**Objective**. Take the entries below and reproduce them word for word.

**Input material**.
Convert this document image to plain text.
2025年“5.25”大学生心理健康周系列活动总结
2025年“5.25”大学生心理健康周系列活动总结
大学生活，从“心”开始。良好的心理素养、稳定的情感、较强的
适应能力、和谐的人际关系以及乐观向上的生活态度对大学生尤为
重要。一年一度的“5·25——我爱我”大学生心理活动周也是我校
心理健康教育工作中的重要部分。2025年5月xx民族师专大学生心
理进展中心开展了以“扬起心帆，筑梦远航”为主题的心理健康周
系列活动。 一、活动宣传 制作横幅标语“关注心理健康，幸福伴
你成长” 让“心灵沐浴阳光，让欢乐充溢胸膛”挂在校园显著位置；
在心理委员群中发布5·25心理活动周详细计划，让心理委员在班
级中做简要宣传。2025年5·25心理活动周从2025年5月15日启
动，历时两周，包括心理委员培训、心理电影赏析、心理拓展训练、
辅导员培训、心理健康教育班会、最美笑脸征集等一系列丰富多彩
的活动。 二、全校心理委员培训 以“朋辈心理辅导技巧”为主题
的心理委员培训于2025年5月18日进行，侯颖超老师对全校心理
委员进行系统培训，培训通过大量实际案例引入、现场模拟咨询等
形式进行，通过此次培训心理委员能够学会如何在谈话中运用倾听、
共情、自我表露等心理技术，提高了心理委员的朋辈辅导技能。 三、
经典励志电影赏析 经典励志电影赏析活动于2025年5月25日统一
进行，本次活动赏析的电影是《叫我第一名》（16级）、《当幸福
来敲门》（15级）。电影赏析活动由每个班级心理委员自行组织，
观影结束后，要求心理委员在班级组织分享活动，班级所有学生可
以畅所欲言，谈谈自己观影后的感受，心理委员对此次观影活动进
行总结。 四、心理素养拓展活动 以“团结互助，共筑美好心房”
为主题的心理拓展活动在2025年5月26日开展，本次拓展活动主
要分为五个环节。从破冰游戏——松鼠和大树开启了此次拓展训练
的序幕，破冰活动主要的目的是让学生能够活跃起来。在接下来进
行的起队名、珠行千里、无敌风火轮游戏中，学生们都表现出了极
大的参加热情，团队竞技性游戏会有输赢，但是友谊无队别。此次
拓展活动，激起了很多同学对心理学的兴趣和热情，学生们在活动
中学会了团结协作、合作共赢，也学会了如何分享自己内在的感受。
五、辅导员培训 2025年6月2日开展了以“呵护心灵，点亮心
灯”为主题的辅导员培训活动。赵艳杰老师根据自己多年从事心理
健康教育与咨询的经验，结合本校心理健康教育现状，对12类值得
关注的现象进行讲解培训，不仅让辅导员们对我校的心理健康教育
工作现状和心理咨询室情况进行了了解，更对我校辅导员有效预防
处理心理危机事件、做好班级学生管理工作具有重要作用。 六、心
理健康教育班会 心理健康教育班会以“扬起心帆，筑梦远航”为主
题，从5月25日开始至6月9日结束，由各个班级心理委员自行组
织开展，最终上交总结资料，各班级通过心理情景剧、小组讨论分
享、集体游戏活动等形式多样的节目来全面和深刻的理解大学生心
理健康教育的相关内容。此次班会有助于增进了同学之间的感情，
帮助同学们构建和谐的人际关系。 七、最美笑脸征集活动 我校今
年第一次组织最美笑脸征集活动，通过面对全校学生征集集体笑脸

**Written answer**.
Convert this document image to plain text.
2025年“5.25”大学生心理健康周系列活动总结
2025年“5.25”大学生心理健康周系列活动总结
大学生活，从“心”开始。良好的心理素养、稳定的情感、较强的
适应能力、和谐的人际关系以及乐观向上的生活态度对大学生尤为
重要。一年一度的“5·25——我爱我”大学生心理活动周也是我校
心理健康教育工作中的重要部分。2025年5月xx民族师专大学生心
理进展中心开展了以“扬起心帆，筑梦远航”为主题的心理健康周
系列活动。 一、活动宣传 制作横幅标语“关注心理健康，幸福伴
你成长” 让“心灵沐浴阳光，让欢乐充溢胸膛”挂在校园显著位置；
在心理委员群中发布5·25心理活动周详细计划，让心理委员在班
级中做简要宣传。2025年5·25心理活动周从2025年5月15日启
动，历时两周，包括心理委员培训、心理电影赏析、心理拓展训练、
辅导员培训、心理健康教育班会、最美笑脸征集等一系列丰富多彩
的活动。 二、全校心理委员培训 以“朋辈心理辅导技巧”为主题
的心理委员培训于2025年5月18日进行，侯颖超老师对全校心理
委员进行系统培训，培训通过大量实际案例引入、现场模拟咨询等
形式进行，通过此次培训心理委员能够学会如何在谈话中运用倾听、
共情、自我表露等心理技术，提高了心理委员的朋辈辅导技能。 三、
经典励志电影赏析 经典励志电影赏析活动于2025年5月25日统一
进行，本次活动赏析的电影是《叫我第一名》（16级）、《当幸福
来敲门》（15级）。电影赏析活动由每个班级心理委员自行组织，
观影结束后，要求心理委员在班级组织分享活动，班级所有学生可
以畅所欲言，谈谈自己观影后的感受，心理委员对此次观影活动进
行总结。 四、心理素养拓展活动 以“团结互助，共筑美好心房”
为主题的心理拓展活动在2025年5月26日开展，本次拓展活动主
要分为五个环节。从破冰游戏——松鼠和大树开启了此次拓展训练
的序幕，破冰活动主要的目的是让学生能够活跃起来。在接下来进
行的起队名、珠行千里、无敌风火轮游戏中，学生们都表现出了极
大的参加热情，团队竞技性游戏会有输赢，但是友谊无队别。此次
拓展活动，激起了很多同学对心理学的兴趣和热情，学生们在活动
中学会了团结协作、合作共赢，也学会了如何分享自己内在的感受。
五、辅导员培训 2025年6月2日开展了以“呵护心灵，点亮心
灯”为主题的辅导员培训活动。赵艳杰老师根据自己多年从事心理
健康教育与咨询的经验，结合本校心理健康教育现状，对12类值得
关注的现象进行讲解培训，不仅让辅导员们对我校的心理健康教育
工作现状和心理咨询室情况进行了了解，更对我校辅导员有效预防
处理心理危机事件、做好班级学生管理工作具有重要作用。 六、心
理健康教育班会 心理健康教育班会以“扬起心帆，筑梦远航”为主
题，从5月25日开始至6月9日结束，由各个班级心理委员自行组
织开展，最终上交总结资料，各班级通过心理情景剧、小组讨论分
享、集体游戏活动等形式多样的节目来全面和深刻的理解大学生心
理健康教育的相关内容。此次班会有助于增进了同学之间的感情，
帮助同学们构建和谐的人际关系。 七、最美笑脸征集活动 我校今
年第一次组织最美笑脸征集活动，通过面对全校学生征集集体笑脸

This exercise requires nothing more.